▶ **Exercise**
Tally the lines in the records underneath that contain the string "name", and state the figure by itself.

▶ **Input for this task**
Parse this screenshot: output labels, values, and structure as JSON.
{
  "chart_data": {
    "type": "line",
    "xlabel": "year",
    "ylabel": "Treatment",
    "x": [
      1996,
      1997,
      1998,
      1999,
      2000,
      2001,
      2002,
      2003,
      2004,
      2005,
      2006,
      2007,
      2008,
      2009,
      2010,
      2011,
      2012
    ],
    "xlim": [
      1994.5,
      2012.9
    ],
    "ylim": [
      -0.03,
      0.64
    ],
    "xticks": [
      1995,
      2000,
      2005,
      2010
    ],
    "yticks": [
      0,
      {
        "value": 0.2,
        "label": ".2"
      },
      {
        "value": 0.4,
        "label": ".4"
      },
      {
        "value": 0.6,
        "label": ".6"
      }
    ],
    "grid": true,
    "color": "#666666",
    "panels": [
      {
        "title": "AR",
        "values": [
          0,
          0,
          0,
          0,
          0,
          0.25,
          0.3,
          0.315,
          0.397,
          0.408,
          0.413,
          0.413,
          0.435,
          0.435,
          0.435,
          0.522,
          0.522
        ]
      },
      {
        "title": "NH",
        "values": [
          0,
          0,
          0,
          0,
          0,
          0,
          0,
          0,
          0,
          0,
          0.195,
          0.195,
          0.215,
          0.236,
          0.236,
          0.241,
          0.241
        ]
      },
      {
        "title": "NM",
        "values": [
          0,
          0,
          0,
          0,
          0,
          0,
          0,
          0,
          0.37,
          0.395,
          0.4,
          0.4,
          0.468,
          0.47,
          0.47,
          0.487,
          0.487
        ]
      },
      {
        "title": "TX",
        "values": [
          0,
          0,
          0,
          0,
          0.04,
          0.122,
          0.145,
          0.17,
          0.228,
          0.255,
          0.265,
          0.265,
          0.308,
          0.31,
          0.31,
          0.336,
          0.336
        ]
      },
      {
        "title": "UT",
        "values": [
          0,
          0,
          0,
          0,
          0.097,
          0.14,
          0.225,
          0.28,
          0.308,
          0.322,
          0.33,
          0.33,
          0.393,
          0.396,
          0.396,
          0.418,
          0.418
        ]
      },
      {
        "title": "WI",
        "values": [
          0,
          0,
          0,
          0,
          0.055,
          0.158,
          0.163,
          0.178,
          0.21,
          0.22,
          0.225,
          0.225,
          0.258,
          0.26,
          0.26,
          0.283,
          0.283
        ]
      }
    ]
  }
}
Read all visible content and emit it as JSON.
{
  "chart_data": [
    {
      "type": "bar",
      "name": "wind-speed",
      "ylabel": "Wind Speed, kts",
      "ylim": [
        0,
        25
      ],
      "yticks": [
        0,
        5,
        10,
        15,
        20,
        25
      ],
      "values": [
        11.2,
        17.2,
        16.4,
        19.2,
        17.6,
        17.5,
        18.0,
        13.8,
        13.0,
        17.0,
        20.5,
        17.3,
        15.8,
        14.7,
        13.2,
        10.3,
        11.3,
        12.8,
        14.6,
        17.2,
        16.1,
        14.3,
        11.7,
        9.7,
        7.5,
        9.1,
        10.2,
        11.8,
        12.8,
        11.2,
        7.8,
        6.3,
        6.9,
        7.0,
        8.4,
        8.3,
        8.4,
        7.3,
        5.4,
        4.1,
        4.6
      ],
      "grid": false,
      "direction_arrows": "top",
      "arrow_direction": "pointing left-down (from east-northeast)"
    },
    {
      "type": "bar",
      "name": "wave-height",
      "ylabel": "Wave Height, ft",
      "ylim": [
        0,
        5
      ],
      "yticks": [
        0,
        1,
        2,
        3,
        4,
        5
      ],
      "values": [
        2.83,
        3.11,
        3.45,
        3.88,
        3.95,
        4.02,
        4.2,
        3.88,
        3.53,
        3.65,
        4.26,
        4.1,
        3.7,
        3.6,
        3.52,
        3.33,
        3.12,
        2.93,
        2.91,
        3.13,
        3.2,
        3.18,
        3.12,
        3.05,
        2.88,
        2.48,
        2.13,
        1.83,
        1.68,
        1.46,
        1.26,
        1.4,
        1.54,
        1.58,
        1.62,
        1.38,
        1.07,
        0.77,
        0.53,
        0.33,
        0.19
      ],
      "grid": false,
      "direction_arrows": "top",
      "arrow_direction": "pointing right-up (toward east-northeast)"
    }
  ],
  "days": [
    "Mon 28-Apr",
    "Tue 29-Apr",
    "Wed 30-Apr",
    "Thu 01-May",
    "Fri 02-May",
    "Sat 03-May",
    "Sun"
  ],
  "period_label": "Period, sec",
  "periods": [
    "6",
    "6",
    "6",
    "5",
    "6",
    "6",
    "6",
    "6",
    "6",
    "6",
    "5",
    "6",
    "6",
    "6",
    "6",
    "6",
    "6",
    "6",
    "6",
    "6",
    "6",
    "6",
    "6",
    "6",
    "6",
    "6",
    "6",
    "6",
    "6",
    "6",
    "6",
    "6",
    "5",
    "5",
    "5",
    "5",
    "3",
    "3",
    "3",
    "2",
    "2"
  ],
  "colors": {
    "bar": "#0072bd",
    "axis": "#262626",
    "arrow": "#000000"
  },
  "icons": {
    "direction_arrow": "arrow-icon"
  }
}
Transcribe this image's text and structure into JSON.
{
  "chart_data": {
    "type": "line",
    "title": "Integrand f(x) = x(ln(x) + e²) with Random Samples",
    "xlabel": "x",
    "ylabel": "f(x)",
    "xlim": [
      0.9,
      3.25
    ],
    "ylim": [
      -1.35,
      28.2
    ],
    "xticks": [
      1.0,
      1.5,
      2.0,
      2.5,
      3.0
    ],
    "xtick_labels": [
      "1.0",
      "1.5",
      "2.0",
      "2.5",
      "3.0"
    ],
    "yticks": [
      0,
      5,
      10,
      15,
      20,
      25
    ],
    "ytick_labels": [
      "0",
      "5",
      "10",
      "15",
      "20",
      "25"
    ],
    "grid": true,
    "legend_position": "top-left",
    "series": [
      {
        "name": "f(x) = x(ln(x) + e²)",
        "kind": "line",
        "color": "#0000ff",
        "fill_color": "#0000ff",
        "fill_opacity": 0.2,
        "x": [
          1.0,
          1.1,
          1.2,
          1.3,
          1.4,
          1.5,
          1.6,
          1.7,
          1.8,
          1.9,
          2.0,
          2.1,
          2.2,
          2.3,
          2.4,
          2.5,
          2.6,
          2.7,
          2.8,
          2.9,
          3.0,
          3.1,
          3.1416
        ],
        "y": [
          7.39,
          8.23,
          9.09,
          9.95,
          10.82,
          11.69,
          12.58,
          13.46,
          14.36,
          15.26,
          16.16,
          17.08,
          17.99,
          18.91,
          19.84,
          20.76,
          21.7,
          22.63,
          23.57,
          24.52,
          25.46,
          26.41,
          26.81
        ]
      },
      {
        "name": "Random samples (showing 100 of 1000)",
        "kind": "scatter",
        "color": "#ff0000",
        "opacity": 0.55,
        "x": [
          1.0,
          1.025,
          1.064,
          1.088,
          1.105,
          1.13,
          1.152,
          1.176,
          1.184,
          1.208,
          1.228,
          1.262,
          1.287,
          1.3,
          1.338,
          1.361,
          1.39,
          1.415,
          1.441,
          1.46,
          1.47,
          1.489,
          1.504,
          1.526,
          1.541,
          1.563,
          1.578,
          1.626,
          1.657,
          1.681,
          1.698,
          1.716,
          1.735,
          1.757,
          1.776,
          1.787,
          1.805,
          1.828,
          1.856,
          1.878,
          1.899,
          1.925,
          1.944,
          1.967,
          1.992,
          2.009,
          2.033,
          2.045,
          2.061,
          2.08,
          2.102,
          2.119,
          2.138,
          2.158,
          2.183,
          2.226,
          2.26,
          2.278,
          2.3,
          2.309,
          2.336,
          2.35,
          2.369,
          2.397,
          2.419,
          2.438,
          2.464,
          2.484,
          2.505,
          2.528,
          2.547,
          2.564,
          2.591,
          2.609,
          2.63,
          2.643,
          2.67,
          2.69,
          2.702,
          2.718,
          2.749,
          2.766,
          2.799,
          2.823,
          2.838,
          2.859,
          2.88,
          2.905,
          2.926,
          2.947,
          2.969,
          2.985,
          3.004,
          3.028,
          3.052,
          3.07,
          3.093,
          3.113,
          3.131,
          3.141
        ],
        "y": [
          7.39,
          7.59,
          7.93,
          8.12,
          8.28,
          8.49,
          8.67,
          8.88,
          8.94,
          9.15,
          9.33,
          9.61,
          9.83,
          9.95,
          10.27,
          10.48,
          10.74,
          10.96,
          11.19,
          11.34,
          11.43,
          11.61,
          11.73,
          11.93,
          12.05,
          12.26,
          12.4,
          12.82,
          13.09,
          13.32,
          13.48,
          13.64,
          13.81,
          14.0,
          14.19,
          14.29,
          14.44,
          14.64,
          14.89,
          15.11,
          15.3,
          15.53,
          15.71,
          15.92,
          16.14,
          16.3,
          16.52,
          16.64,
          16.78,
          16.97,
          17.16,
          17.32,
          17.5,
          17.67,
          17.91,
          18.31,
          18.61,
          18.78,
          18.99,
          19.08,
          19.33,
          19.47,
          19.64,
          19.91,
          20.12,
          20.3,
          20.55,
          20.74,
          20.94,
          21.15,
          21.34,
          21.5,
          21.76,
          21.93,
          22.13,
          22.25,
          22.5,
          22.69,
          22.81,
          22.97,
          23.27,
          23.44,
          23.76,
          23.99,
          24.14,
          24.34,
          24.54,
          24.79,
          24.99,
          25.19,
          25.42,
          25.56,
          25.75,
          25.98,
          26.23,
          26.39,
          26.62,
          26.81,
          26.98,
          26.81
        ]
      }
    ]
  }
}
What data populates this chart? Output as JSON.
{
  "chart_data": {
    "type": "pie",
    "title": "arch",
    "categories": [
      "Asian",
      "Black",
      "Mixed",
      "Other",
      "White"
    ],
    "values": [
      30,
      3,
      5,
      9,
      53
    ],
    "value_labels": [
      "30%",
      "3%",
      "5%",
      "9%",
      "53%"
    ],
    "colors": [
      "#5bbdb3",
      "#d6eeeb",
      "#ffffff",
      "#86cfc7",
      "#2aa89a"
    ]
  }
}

▶ **Complete response**
4